Instructions to follow :: Find every line of the listing below where "XIII" appears, and copy it.

--

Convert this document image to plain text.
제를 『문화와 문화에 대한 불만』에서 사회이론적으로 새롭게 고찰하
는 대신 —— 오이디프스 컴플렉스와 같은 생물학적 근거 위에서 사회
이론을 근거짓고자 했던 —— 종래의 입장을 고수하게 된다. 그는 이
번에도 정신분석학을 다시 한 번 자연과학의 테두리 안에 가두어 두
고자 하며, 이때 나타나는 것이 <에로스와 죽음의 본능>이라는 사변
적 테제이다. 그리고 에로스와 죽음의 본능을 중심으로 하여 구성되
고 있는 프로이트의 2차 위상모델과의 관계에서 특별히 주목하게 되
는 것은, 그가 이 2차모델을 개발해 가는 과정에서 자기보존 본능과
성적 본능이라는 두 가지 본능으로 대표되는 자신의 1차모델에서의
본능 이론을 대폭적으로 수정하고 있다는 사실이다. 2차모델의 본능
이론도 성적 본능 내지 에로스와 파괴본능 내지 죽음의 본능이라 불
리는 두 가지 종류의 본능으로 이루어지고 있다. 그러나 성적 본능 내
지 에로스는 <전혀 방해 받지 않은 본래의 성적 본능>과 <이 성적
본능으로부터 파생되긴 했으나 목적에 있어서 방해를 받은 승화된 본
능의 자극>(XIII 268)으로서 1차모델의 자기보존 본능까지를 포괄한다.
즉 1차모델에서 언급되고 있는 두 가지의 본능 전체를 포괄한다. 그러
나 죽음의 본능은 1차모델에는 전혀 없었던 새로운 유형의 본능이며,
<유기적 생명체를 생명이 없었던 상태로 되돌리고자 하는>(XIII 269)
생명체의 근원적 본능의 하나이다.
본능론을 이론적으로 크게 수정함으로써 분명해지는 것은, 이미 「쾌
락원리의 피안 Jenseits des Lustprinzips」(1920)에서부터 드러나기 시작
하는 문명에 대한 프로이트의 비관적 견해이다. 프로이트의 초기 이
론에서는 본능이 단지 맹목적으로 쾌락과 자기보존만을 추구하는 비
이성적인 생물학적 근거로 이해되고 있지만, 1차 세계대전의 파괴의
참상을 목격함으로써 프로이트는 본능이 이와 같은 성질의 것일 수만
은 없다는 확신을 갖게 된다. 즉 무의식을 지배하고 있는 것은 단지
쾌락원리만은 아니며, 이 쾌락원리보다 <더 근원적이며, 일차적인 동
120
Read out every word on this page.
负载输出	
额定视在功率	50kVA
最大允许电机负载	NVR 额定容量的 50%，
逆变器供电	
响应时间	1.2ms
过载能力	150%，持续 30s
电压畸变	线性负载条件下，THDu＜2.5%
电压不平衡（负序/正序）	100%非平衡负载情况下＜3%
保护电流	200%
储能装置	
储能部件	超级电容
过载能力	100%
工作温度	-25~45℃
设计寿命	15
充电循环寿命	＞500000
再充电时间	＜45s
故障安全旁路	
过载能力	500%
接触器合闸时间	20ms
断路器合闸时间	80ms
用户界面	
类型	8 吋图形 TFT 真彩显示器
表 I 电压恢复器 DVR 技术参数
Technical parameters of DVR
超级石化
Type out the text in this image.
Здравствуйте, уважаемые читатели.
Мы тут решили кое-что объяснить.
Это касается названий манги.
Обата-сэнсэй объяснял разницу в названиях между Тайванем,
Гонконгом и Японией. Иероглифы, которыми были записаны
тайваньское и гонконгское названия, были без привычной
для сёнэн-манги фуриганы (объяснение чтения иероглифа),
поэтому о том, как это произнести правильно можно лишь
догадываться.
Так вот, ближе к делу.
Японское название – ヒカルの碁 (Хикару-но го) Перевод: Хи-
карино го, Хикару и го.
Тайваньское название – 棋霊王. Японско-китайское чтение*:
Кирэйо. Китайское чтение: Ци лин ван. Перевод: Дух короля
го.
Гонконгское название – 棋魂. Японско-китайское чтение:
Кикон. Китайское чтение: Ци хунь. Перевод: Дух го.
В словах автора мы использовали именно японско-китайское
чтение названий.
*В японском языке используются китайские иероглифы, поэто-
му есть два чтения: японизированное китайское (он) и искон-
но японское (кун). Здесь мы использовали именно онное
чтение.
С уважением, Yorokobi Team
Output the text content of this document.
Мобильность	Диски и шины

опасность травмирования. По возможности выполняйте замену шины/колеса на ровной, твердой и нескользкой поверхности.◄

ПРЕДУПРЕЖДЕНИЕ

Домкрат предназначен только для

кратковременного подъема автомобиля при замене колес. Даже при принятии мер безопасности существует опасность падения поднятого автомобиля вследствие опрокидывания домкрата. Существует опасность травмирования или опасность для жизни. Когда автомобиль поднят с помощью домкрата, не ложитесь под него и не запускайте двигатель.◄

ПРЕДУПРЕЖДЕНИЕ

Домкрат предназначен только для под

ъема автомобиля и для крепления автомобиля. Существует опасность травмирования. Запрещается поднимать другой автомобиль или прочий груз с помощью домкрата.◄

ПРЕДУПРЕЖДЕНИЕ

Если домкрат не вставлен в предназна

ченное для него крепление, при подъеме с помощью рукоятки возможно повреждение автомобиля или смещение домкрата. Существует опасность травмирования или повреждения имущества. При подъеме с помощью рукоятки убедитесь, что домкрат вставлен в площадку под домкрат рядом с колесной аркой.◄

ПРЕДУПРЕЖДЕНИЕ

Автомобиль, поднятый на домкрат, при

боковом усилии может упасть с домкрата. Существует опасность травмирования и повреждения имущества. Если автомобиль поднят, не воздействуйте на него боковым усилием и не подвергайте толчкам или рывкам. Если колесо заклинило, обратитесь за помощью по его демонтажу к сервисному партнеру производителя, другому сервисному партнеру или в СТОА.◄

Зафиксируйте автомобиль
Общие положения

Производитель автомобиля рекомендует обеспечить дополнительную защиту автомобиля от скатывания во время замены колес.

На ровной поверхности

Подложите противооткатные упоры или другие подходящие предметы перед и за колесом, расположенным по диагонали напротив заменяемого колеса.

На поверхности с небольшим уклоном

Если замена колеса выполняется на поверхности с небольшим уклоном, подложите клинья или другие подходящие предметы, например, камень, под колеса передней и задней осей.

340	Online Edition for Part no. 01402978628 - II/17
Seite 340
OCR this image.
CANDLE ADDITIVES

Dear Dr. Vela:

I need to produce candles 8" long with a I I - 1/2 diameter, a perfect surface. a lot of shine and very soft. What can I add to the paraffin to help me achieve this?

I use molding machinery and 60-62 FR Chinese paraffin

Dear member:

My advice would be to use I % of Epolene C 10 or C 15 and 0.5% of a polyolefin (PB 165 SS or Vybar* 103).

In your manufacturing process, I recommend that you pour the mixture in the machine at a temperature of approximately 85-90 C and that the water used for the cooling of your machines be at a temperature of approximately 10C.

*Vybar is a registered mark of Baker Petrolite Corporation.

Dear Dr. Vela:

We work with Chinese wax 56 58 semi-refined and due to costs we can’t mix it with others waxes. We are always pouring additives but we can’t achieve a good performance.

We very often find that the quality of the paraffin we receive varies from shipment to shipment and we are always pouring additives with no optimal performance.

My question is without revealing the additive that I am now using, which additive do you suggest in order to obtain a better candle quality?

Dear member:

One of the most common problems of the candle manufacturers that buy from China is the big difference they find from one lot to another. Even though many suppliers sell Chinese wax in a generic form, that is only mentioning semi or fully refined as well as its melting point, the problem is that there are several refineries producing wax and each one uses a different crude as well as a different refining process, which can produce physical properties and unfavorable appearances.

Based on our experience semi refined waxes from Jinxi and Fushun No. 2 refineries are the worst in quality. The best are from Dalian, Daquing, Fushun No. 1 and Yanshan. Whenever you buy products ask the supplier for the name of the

--

Finished task ::
능의 자극>(XIII 268)으로서 1차모델의 자기보존 본능까지를 포괄한다.
<유기적 생명체를 생명이 없었던 상태로 되돌리고자 하는>(XIII 269)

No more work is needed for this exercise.